— START —
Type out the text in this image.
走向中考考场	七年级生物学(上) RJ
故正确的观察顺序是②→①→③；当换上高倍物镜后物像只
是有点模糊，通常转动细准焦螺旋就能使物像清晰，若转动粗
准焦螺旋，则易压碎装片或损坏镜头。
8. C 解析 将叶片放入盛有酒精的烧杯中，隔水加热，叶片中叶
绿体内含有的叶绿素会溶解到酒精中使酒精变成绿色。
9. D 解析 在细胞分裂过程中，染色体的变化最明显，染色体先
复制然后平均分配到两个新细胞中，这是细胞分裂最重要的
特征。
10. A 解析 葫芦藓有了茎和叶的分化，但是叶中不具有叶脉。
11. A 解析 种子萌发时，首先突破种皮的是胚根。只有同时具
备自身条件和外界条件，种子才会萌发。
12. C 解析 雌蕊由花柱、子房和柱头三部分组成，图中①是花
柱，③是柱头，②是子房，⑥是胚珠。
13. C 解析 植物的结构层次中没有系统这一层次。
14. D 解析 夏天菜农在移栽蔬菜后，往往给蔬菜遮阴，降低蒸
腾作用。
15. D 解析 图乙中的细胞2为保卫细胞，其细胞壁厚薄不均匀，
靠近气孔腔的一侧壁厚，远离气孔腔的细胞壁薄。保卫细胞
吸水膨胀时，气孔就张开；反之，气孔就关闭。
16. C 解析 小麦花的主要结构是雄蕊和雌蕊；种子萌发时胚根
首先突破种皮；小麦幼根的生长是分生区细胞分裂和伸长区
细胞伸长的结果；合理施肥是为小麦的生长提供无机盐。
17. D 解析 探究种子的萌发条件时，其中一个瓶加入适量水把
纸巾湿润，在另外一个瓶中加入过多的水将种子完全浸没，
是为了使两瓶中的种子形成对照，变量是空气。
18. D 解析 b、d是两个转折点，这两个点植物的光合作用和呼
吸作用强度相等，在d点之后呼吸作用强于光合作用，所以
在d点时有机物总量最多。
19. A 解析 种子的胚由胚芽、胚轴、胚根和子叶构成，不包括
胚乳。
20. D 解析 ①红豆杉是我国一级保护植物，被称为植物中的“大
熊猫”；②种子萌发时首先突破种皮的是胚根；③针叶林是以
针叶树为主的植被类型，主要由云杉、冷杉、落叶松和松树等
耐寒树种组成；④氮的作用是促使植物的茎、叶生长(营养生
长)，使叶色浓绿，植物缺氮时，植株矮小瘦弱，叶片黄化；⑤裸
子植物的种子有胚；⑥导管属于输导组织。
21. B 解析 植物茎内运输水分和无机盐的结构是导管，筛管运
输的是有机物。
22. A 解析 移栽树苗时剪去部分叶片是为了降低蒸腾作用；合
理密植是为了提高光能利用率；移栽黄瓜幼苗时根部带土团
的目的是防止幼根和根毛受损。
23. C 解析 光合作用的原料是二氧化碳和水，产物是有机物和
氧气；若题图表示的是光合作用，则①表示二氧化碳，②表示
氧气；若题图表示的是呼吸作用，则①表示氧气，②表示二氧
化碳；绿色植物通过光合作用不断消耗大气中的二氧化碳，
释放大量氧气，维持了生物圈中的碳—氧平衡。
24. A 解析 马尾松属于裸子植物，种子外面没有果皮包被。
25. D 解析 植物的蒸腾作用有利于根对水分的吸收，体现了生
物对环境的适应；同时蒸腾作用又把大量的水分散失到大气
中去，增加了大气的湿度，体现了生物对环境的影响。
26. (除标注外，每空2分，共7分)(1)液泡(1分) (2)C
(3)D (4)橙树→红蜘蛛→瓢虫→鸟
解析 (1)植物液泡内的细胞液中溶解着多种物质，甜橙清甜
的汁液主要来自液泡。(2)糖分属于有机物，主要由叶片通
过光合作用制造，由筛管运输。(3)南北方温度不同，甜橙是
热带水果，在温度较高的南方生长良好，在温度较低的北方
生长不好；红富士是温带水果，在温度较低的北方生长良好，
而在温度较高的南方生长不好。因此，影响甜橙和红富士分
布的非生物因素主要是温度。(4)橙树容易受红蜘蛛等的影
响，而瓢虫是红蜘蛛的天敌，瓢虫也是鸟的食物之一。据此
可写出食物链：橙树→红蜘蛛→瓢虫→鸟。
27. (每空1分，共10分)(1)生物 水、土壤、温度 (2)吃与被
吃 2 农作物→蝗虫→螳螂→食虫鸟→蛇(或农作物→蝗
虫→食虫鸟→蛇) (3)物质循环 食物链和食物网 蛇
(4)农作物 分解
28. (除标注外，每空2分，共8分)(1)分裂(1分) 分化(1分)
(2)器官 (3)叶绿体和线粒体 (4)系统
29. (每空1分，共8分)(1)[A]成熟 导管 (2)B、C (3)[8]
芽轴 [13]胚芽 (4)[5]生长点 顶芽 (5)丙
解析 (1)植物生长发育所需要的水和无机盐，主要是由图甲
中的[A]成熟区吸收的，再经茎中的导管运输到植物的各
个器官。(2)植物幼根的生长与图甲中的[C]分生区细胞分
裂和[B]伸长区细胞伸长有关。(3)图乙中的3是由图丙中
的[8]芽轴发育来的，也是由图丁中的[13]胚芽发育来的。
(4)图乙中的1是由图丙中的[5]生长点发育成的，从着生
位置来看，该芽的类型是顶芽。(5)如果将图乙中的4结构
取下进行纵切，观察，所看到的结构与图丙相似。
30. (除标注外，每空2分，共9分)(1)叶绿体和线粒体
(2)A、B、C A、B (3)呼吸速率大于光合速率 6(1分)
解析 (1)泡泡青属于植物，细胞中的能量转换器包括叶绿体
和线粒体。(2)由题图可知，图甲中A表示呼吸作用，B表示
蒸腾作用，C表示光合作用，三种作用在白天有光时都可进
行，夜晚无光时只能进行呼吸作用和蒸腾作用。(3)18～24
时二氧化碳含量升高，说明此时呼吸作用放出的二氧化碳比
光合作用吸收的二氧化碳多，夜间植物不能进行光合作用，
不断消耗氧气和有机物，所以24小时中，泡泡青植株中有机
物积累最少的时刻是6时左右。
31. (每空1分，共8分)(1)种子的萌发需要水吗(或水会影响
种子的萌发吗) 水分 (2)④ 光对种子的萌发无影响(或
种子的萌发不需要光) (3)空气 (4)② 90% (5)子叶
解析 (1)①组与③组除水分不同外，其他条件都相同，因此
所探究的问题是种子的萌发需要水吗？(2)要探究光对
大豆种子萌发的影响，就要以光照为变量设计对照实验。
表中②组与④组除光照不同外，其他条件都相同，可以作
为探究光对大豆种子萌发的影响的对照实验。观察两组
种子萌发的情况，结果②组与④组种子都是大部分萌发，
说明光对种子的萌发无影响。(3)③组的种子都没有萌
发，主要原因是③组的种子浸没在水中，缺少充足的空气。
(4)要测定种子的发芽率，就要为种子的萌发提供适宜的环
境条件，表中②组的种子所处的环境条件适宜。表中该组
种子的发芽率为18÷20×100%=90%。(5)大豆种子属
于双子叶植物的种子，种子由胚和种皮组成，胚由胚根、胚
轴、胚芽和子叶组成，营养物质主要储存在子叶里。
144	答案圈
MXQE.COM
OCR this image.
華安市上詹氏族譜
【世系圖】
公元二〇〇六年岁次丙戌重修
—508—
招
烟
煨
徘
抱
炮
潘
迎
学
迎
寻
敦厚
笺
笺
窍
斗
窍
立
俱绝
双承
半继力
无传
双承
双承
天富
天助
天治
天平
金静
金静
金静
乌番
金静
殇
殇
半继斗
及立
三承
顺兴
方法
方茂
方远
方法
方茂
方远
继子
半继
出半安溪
— END —
▶ WRITTEN REQUEST: Extract each line of the material exactly as it stands.

▶ SOLUTION FOR THIS TASK:
Type out the text in this image.
走向中考考场	七年级生物学(上) RJ
故正确的观察顺序是②→①→③；当换上高倍物镜后物像只
是有点模糊，通常转动细准焦螺旋就能使物像清晰，若转动粗
准焦螺旋，则易压碎装片或损坏镜头。
8. C 解析 将叶片放入盛有酒精的烧杯中，隔水加热，叶片中叶
绿体内含有的叶绿素会溶解到酒精中使酒精变成绿色。
9. D 解析 在细胞分裂过程中，染色体的变化最明显，染色体先
复制然后平均分配到两个新细胞中，这是细胞分裂最重要的
特征。
10. A 解析 葫芦藓有了茎和叶的分化，但是叶中不具有叶脉。
11. A 解析 种子萌发时，首先突破种皮的是胚根。只有同时具
备自身条件和外界条件，种子才会萌发。
12. C 解析 雌蕊由花柱、子房和柱头三部分组成，图中①是花
柱，③是柱头，②是子房，⑥是胚珠。
13. C 解析 植物的结构层次中没有系统这一层次。
14. D 解析 夏天菜农在移栽蔬菜后，往往给蔬菜遮阴，降低蒸
腾作用。
15. D 解析 图乙中的细胞2为保卫细胞，其细胞壁厚薄不均匀，
靠近气孔腔的一侧壁厚，远离气孔腔的细胞壁薄。保卫细胞
吸水膨胀时，气孔就张开；反之，气孔就关闭。
16. C 解析 小麦花的主要结构是雄蕊和雌蕊；种子萌发时胚根
首先突破种皮；小麦幼根的生长是分生区细胞分裂和伸长区
细胞伸长的结果；合理施肥是为小麦的生长提供无机盐。
17. D 解析 探究种子的萌发条件时，其中一个瓶加入适量水把
纸巾湿润，在另外一个瓶中加入过多的水将种子完全浸没，
是为了使两瓶中的种子形成对照，变量是空气。
18. D 解析 b、d是两个转折点，这两个点植物的光合作用和呼
吸作用强度相等，在d点之后呼吸作用强于光合作用，所以
在d点时有机物总量最多。
19. A 解析 种子的胚由胚芽、胚轴、胚根和子叶构成，不包括
胚乳。
20. D 解析 ①红豆杉是我国一级保护植物，被称为植物中的“大
熊猫”；②种子萌发时首先突破种皮的是胚根；③针叶林是以
针叶树为主的植被类型，主要由云杉、冷杉、落叶松和松树等
耐寒树种组成；④氮的作用是促使植物的茎、叶生长(营养生
长)，使叶色浓绿，植物缺氮时，植株矮小瘦弱，叶片黄化；⑤裸
子植物的种子有胚；⑥导管属于输导组织。
21. B 解析 植物茎内运输水分和无机盐的结构是导管，筛管运
输的是有机物。
22. A 解析 移栽树苗时剪去部分叶片是为了降低蒸腾作用；合
理密植是为了提高光能利用率；移栽黄瓜幼苗时根部带土团
的目的是防止幼根和根毛受损。
23. C 解析 光合作用的原料是二氧化碳和水，产物是有机物和
氧气；若题图表示的是光合作用，则①表示二氧化碳，②表示
氧气；若题图表示的是呼吸作用，则①表示氧气，②表示二氧
化碳；绿色植物通过光合作用不断消耗大气中的二氧化碳，
释放大量氧气，维持了生物圈中的碳—氧平衡。
24. A 解析 马尾松属于裸子植物，种子外面没有果皮包被。
25. D 解析 植物的蒸腾作用有利于根对水分的吸收，体现了生
物对环境的适应；同时蒸腾作用又把大量的水分散失到大气
中去，增加了大气的湿度，体现了生物对环境的影响。
26. (除标注外，每空2分，共7分)(1)液泡(1分) (2)C
(3)D (4)橙树→红蜘蛛→瓢虫→鸟
解析 (1)植物液泡内的细胞液中溶解着多种物质，甜橙清甜
的汁液主要来自液泡。(2)糖分属于有机物，主要由叶片通
过光合作用制造，由筛管运输。(3)南北方温度不同，甜橙是
热带水果，在温度较高的南方生长良好，在温度较低的北方
生长不好；红富士是温带水果，在温度较低的北方生长良好，
而在温度较高的南方生长不好。因此，影响甜橙和红富士分
布的非生物因素主要是温度。(4)橙树容易受红蜘蛛等的影
响，而瓢虫是红蜘蛛的天敌，瓢虫也是鸟的食物之一。据此
可写出食物链：橙树→红蜘蛛→瓢虫→鸟。
27. (每空1分，共10分)(1)生物 水、土壤、温度 (2)吃与被
吃 2 农作物→蝗虫→螳螂→食虫鸟→蛇(或农作物→蝗
虫→食虫鸟→蛇) (3)物质循环 食物链和食物网 蛇
(4)农作物 分解
28. (除标注外，每空2分，共8分)(1)分裂(1分) 分化(1分)
(2)器官 (3)叶绿体和线粒体 (4)系统
29. (每空1分，共8分)(1)[A]成熟 导管 (2)B、C (3)[8]
芽轴 [13]胚芽 (4)[5]生长点 顶芽 (5)丙
解析 (1)植物生长发育所需要的水和无机盐，主要是由图甲
中的[A]成熟区吸收的，再经茎中的导管运输到植物的各
个器官。(2)植物幼根的生长与图甲中的[C]分生区细胞分
裂和[B]伸长区细胞伸长有关。(3)图乙中的3是由图丙中
的[8]芽轴发育来的，也是由图丁中的[13]胚芽发育来的。
(4)图乙中的1是由图丙中的[5]生长点发育成的，从着生
位置来看，该芽的类型是顶芽。(5)如果将图乙中的4结构
取下进行纵切，观察，所看到的结构与图丙相似。
30. (除标注外，每空2分，共9分)(1)叶绿体和线粒体
(2)A、B、C A、B (3)呼吸速率大于光合速率 6(1分)
解析 (1)泡泡青属于植物，细胞中的能量转换器包括叶绿体
和线粒体。(2)由题图可知，图甲中A表示呼吸作用，B表示
蒸腾作用，C表示光合作用，三种作用在白天有光时都可进
行，夜晚无光时只能进行呼吸作用和蒸腾作用。(3)18～24
时二氧化碳含量升高，说明此时呼吸作用放出的二氧化碳比
光合作用吸收的二氧化碳多，夜间植物不能进行光合作用，
不断消耗氧气和有机物，所以24小时中，泡泡青植株中有机
物积累最少的时刻是6时左右。
31. (每空1分，共8分)(1)种子的萌发需要水吗(或水会影响
种子的萌发吗) 水分 (2)④ 光对种子的萌发无影响(或
种子的萌发不需要光) (3)空气 (4)② 90% (5)子叶
解析 (1)①组与③组除水分不同外，其他条件都相同，因此
所探究的问题是种子的萌发需要水吗？(2)要探究光对
大豆种子萌发的影响，就要以光照为变量设计对照实验。
表中②组与④组除光照不同外，其他条件都相同，可以作
为探究光对大豆种子萌发的影响的对照实验。观察两组
种子萌发的情况，结果②组与④组种子都是大部分萌发，
说明光对种子的萌发无影响。(3)③组的种子都没有萌
发，主要原因是③组的种子浸没在水中，缺少充足的空气。
(4)要测定种子的发芽率，就要为种子的萌发提供适宜的环
境条件，表中②组的种子所处的环境条件适宜。表中该组
种子的发芽率为18÷20×100%=90%。(5)大豆种子属
于双子叶植物的种子，种子由胚和种皮组成，胚由胚根、胚
轴、胚芽和子叶组成，营养物质主要储存在子叶里。
144	答案圈
MXQE.COM
OCR this image.
華安市上詹氏族譜
【世系圖】
公元二〇〇六年岁次丙戌重修
—508—
招
烟
煨
徘
抱
炮
潘
迎
学
迎
寻
敦厚
笺
笺
窍
斗
窍
立
俱绝
双承
半继力
无传
双承
双承
天富
天助
天治
天平
金静
金静
金静
乌番
金静
殇
殇
半继斗
及立
三承
顺兴
方法
方茂
方远
方法
方茂
方远
继子
半继
出半安溪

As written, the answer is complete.